[Figure collection entries]

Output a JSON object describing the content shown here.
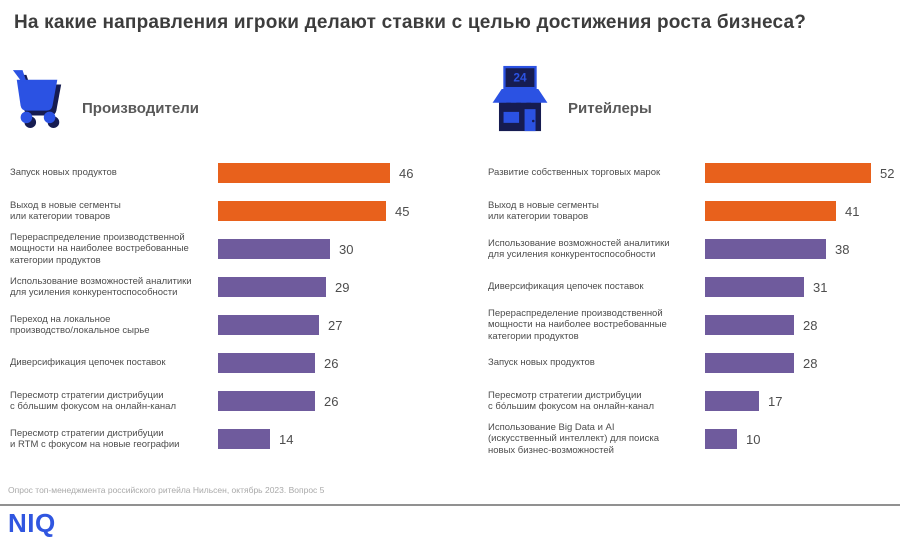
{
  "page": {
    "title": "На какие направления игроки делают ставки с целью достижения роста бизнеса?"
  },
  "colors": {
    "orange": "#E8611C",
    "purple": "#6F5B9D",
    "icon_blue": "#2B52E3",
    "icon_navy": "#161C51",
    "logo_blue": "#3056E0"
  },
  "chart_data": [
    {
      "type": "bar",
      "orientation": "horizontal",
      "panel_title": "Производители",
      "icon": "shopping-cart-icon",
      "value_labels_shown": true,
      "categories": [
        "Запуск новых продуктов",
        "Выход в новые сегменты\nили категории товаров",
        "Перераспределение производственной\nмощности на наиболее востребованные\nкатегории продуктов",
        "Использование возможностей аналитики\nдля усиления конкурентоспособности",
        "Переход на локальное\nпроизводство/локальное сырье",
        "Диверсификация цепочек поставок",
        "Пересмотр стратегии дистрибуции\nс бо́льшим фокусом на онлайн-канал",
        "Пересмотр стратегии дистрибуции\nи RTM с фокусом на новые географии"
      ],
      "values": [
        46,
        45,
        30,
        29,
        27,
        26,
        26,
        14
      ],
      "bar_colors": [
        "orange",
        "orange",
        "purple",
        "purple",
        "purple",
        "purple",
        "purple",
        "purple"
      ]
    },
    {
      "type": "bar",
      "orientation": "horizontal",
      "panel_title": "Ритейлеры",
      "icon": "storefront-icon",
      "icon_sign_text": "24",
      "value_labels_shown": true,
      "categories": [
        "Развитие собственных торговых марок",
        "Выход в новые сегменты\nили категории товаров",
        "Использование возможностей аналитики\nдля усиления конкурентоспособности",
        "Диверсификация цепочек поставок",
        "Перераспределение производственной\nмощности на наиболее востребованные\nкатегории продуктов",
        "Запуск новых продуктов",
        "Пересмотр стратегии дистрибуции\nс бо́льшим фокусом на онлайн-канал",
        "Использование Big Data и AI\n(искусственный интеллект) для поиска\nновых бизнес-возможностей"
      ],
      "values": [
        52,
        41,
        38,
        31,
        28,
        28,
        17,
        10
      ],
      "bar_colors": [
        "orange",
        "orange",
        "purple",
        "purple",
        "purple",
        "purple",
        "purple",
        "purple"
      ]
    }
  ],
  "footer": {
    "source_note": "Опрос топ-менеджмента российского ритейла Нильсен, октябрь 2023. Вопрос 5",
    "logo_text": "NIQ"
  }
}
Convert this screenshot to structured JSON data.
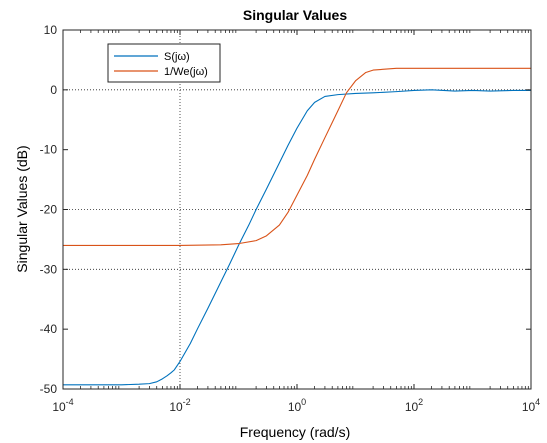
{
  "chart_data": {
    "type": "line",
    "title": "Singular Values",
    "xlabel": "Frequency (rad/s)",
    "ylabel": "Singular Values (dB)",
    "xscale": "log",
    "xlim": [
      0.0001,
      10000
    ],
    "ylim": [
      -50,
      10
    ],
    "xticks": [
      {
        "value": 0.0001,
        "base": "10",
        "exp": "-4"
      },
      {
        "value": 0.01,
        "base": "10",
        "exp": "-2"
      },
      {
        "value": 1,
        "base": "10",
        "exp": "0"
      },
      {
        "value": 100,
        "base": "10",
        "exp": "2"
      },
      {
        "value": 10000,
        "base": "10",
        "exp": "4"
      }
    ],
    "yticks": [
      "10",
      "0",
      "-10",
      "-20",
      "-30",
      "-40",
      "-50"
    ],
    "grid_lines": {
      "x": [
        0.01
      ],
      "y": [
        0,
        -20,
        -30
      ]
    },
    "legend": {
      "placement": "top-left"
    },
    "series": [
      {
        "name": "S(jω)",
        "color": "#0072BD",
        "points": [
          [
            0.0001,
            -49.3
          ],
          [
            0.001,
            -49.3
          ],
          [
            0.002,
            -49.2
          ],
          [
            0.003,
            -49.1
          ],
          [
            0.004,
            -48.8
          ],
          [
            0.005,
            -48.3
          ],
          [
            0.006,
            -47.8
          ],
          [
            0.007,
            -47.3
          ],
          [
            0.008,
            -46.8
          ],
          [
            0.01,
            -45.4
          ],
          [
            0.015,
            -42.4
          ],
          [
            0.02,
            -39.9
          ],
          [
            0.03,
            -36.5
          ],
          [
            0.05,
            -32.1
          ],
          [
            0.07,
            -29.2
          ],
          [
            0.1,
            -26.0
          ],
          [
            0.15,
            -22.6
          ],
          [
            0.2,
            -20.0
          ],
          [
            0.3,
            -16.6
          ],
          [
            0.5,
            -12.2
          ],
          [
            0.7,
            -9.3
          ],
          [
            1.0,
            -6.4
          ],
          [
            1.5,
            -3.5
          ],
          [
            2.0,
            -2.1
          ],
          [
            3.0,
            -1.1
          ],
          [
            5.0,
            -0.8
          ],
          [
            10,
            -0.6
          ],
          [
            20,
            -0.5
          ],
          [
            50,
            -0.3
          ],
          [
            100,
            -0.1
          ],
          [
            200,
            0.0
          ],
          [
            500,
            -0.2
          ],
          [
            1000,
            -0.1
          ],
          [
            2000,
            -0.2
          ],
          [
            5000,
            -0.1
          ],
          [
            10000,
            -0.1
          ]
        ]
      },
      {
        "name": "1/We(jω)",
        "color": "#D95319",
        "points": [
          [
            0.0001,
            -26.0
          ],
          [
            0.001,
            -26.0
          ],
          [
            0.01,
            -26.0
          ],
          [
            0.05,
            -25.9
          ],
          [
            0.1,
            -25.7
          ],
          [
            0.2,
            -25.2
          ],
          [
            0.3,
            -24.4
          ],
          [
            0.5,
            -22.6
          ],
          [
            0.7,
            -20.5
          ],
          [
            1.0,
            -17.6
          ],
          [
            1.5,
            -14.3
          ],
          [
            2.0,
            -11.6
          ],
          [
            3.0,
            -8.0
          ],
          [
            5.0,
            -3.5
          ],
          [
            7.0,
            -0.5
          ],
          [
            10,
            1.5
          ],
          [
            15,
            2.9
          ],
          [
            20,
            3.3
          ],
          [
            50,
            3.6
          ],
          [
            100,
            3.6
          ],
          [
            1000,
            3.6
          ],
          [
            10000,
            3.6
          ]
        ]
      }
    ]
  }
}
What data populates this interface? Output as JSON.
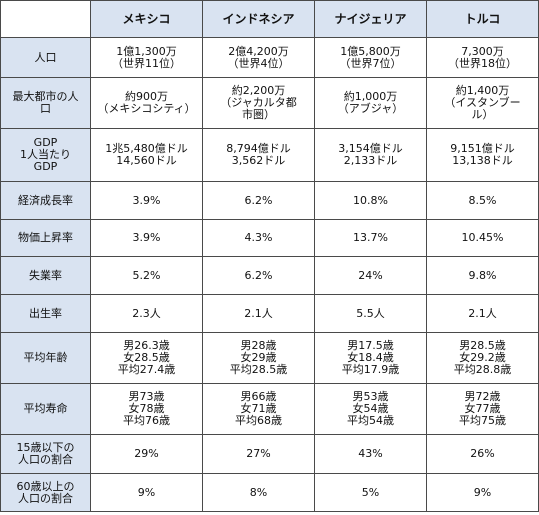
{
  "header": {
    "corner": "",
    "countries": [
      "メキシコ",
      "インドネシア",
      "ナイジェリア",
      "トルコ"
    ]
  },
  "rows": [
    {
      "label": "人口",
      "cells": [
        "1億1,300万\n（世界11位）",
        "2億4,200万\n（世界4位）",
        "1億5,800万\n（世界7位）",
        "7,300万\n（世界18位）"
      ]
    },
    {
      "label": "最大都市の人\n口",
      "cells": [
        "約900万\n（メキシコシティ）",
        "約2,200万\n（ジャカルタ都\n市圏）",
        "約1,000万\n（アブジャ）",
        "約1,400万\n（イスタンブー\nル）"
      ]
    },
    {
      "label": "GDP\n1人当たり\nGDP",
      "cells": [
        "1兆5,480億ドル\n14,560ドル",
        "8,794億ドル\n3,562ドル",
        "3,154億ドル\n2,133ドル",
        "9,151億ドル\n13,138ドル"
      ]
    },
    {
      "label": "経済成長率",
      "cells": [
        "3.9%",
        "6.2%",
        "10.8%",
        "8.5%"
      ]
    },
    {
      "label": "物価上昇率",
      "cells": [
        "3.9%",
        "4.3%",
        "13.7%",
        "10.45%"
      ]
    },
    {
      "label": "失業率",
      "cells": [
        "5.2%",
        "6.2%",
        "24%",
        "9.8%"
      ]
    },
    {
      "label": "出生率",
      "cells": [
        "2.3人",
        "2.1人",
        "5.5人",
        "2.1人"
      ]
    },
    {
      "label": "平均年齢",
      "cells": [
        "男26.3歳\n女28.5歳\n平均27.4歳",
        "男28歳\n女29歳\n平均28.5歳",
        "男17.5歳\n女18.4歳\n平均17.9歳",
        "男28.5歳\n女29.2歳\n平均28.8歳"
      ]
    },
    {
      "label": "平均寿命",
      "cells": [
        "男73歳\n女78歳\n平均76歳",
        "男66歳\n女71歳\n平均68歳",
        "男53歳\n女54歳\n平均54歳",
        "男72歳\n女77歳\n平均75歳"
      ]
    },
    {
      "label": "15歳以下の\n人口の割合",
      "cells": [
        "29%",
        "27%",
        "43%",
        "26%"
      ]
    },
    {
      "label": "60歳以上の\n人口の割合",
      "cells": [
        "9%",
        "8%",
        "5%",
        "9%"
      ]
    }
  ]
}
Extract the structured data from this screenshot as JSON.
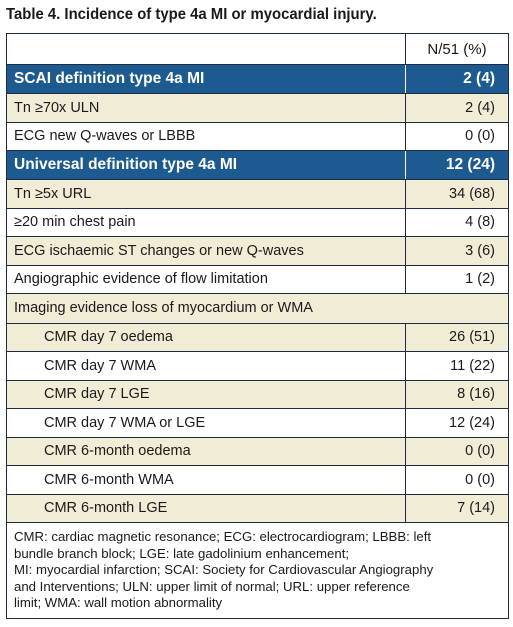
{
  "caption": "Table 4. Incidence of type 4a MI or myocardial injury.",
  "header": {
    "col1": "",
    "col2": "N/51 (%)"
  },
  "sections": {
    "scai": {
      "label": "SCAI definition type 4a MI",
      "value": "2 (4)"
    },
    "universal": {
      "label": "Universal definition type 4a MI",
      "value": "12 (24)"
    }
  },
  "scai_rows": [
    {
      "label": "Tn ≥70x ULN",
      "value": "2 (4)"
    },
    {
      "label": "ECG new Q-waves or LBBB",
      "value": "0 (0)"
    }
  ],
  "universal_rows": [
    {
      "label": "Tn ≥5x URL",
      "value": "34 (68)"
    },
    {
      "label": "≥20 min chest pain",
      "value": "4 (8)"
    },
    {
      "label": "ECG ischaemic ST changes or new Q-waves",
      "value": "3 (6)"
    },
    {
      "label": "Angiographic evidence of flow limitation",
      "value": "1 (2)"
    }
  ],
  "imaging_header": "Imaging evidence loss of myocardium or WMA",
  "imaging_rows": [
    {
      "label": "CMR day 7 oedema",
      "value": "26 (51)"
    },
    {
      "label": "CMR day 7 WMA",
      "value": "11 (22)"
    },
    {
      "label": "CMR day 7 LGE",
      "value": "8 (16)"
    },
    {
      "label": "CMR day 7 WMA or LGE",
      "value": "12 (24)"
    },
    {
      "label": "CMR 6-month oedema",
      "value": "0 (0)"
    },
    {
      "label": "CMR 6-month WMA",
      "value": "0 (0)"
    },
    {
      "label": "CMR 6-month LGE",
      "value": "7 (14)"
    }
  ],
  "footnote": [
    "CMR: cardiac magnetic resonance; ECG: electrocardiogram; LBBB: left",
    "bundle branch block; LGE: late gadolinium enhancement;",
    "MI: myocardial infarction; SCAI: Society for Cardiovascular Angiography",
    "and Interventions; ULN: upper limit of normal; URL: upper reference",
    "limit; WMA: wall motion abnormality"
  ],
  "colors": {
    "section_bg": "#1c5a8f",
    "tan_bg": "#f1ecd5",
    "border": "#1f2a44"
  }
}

## DESCRIPTION OF THE TASK
From the records above, copy every line that holds the word "Output".

## EXERCISE RESPONSE
Output a JSON object describing the content shown here.
What data populates this interface? Output as JSON.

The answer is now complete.